Task to complete: Return every line of the data below verbatim, without alteration.

Part of a data file
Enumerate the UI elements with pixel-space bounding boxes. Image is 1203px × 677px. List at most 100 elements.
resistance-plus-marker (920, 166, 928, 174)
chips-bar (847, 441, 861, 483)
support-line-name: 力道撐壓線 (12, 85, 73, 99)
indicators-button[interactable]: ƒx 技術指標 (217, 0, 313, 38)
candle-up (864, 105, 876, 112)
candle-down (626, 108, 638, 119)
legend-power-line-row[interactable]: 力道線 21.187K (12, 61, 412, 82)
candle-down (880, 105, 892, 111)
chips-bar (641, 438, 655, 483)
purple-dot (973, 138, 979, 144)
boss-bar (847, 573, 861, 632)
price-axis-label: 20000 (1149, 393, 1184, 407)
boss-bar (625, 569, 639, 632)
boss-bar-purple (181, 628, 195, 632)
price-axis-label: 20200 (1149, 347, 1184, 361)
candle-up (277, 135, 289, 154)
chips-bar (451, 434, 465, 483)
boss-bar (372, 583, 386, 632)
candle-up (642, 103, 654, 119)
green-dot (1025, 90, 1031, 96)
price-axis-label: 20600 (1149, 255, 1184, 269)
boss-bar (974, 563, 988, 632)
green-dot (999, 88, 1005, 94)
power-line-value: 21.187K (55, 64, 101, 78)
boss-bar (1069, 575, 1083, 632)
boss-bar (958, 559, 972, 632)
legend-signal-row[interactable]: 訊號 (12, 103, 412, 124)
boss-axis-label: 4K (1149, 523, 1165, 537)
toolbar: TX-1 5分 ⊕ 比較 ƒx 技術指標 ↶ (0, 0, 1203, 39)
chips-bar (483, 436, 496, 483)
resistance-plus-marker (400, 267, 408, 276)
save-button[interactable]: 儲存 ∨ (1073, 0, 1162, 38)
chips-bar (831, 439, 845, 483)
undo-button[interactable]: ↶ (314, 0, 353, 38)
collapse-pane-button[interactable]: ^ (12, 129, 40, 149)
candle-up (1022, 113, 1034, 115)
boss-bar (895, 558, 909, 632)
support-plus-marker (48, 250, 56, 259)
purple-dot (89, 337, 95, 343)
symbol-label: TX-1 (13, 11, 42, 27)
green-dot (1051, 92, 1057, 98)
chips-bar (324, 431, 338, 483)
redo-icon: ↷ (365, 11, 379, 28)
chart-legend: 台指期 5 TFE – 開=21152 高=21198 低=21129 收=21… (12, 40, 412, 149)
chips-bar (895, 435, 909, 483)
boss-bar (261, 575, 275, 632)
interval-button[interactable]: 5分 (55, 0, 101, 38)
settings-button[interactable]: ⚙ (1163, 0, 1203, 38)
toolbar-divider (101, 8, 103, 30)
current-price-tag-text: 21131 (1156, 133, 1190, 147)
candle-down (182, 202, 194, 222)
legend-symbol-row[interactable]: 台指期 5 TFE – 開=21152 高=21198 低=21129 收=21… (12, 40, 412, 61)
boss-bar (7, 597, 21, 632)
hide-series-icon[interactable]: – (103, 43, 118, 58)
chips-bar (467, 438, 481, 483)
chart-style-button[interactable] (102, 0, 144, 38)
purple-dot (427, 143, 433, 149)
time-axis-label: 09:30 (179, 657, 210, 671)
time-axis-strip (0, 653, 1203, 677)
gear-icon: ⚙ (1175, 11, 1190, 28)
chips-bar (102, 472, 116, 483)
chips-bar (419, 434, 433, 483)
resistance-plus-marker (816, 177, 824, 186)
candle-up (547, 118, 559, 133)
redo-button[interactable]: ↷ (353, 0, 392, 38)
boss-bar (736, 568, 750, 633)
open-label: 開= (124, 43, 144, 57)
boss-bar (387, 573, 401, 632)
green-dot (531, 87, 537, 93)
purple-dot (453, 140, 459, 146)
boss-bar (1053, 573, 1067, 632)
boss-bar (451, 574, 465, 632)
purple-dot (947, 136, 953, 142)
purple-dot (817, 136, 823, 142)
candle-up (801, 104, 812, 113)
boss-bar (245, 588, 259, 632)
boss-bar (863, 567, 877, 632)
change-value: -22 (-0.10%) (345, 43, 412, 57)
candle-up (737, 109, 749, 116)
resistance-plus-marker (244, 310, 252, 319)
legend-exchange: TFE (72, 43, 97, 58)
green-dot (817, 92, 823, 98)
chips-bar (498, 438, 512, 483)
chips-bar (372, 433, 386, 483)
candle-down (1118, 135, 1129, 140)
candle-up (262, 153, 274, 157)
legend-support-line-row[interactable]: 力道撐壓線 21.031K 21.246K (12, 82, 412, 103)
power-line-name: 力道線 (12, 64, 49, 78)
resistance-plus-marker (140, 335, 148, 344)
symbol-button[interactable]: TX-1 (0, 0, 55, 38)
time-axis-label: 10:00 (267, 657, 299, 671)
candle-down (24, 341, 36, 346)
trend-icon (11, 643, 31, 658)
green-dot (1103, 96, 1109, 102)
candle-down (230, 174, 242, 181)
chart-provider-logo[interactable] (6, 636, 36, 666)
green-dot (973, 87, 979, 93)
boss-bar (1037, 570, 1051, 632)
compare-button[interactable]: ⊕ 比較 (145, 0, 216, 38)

Solved exercise:
Enumerate the UI elements with pixel-space bounding boxes. Image is 1203px × 677px. List at most 100 elements.
resistance-plus-marker (920, 166, 928, 174)
chips-bar (847, 441, 861, 483)
support-line-name: 力道撐壓線 (12, 85, 73, 99)
indicators-button[interactable]: ƒx 技術指標 (217, 0, 313, 38)
candle-up (864, 105, 876, 112)
candle-down (626, 108, 638, 119)
legend-power-line-row[interactable]: 力道線 21.187K (12, 61, 412, 82)
candle-down (880, 105, 892, 111)
chips-bar (641, 438, 655, 483)
purple-dot (973, 138, 979, 144)
boss-bar (847, 573, 861, 632)
price-axis-label: 20000 (1149, 393, 1184, 407)
boss-bar (625, 569, 639, 632)
boss-bar-purple (181, 628, 195, 632)
price-axis-label: 20200 (1149, 347, 1184, 361)
candle-up (277, 135, 289, 154)
chips-bar (451, 434, 465, 483)
boss-bar (372, 583, 386, 632)
candle-up (642, 103, 654, 119)
green-dot (1025, 90, 1031, 96)
price-axis-label: 20600 (1149, 255, 1184, 269)
boss-bar (974, 563, 988, 632)
green-dot (999, 88, 1005, 94)
power-line-value: 21.187K (55, 64, 101, 78)
boss-bar (1069, 575, 1083, 632)
boss-bar (958, 559, 972, 632)
legend-signal-row[interactable]: 訊號 (12, 103, 412, 124)
boss-axis-label: 4K (1149, 523, 1165, 537)
toolbar: TX-1 5分 ⊕ 比較 ƒx 技術指標 ↶ (0, 0, 1203, 39)
chips-bar (483, 436, 496, 483)
resistance-plus-marker (400, 267, 408, 276)
save-button[interactable]: 儲存 ∨ (1073, 0, 1162, 38)
chips-bar (831, 439, 845, 483)
undo-button[interactable]: ↶ (314, 0, 353, 38)
collapse-pane-button[interactable]: ^ (12, 129, 40, 149)
candle-up (1022, 113, 1034, 115)
boss-bar (895, 558, 909, 632)
support-plus-marker (48, 250, 56, 259)
purple-dot (89, 337, 95, 343)
symbol-label: TX-1 (13, 11, 42, 27)
green-dot (1051, 92, 1057, 98)
chips-bar (324, 431, 338, 483)
redo-icon: ↷ (365, 11, 379, 28)
chart-legend: 台指期 5 TFE – 開=21152 高=21198 低=21129 收=21… (12, 40, 412, 149)
chips-bar (895, 435, 909, 483)
boss-bar (261, 575, 275, 632)
interval-button[interactable]: 5分 (55, 0, 101, 38)
settings-button[interactable]: ⚙ (1163, 0, 1203, 38)
toolbar-divider (101, 8, 103, 30)
current-price-tag-text: 21131 (1156, 133, 1190, 147)
candle-down (182, 202, 194, 222)
legend-symbol-row[interactable]: 台指期 5 TFE – 開=21152 高=21198 低=21129 收=21… (12, 40, 412, 61)
boss-bar (7, 597, 21, 632)
hide-series-icon[interactable]: – (103, 43, 118, 58)
chips-bar (467, 438, 481, 483)
chart-style-button[interactable] (102, 0, 144, 38)
purple-dot (427, 143, 433, 149)
time-axis-label: 09:30 (179, 657, 210, 671)
time-axis-strip (0, 653, 1203, 677)
gear-icon: ⚙ (1175, 11, 1190, 28)
chips-bar (102, 472, 116, 483)
chips-bar (419, 434, 433, 483)
resistance-plus-marker (816, 177, 824, 186)
candle-up (547, 118, 559, 133)
redo-button[interactable]: ↷ (353, 0, 392, 38)
boss-bar (736, 568, 750, 633)
open-label: 開= (124, 43, 144, 57)
boss-bar (387, 573, 401, 632)
green-dot (531, 87, 537, 93)
purple-dot (453, 140, 459, 146)
boss-bar (1053, 573, 1067, 632)
boss-bar (451, 574, 465, 632)
purple-dot (947, 136, 953, 142)
purple-dot (817, 136, 823, 142)
candle-up (801, 104, 812, 113)
boss-bar (245, 588, 259, 632)
boss-bar (863, 567, 877, 632)
change-value: -22 (-0.10%) (345, 43, 412, 57)
candle-up (737, 109, 749, 116)
resistance-plus-marker (244, 310, 252, 319)
legend-exchange: TFE (72, 43, 97, 58)
green-dot (817, 92, 823, 98)
chips-bar (498, 438, 512, 483)
chips-bar (372, 433, 386, 483)
candle-down (1118, 135, 1129, 140)
candle-up (262, 153, 274, 157)
legend-support-line-row[interactable]: 力道撐壓線 21.031K 21.246K (12, 82, 412, 103)
power-line-name: 力道線 (12, 64, 49, 78)
resistance-plus-marker (140, 335, 148, 344)
symbol-button[interactable]: TX-1 (0, 0, 55, 38)
time-axis-label: 10:00 (267, 657, 299, 671)
candle-down (24, 341, 36, 346)
trend-icon (11, 643, 31, 658)
green-dot (1103, 96, 1109, 102)
candle-down (230, 174, 242, 181)
chart-provider-logo[interactable] (6, 636, 36, 666)
green-dot (973, 87, 979, 93)
boss-bar (1037, 570, 1051, 632)
compare-button[interactable]: ⊕ 比較 (145, 0, 216, 38)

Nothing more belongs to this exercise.